_RECORD SET:_
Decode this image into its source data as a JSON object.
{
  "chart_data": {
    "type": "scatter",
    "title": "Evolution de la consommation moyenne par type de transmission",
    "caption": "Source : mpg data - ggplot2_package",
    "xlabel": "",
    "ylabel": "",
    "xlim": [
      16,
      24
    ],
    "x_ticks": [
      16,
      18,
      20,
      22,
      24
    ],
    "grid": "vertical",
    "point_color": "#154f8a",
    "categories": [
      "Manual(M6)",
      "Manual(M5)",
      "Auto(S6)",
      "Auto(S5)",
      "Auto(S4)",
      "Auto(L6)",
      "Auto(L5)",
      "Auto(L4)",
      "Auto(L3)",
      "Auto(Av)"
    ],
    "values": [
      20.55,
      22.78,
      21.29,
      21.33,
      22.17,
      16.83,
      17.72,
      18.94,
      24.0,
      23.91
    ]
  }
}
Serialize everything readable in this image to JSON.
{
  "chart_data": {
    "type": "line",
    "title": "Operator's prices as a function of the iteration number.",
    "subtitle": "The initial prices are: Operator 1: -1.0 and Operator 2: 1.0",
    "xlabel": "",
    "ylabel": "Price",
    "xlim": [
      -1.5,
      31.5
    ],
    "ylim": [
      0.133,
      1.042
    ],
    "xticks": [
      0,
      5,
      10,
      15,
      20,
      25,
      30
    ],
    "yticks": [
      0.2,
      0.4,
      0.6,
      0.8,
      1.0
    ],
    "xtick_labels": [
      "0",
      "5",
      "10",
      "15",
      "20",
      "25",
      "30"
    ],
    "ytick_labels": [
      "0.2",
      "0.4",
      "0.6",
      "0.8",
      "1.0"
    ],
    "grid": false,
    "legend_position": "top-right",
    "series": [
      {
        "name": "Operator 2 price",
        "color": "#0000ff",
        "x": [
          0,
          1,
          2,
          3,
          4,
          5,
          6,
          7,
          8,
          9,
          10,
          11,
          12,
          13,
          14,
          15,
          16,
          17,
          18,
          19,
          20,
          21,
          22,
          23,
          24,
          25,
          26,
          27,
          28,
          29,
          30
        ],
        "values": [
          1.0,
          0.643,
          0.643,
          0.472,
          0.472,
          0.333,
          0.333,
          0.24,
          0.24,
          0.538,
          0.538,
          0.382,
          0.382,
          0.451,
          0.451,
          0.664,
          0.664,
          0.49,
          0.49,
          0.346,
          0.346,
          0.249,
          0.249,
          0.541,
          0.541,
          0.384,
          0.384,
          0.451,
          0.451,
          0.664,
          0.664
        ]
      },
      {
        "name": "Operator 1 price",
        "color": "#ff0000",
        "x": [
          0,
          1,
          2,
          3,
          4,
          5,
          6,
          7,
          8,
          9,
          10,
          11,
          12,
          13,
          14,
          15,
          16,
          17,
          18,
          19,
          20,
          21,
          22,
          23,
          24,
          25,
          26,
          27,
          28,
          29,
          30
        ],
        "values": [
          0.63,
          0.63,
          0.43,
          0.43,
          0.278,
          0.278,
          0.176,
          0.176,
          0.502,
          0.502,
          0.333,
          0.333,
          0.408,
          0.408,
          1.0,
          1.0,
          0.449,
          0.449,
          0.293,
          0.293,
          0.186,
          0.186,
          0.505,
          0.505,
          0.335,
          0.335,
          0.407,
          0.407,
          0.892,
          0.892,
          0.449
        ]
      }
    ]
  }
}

_WORK INSTRUCTIONS:_
Return each line among the entries that holds the word "Operator".

_ANSWER IN FULL:_
    "title": "Operator's prices as a function of the iteration number.",
    "subtitle": "The initial prices are: Operator 1: -1.0 and Operator 2: 1.0",
        "name": "Operator 2 price",
        "name": "Operator 1 price",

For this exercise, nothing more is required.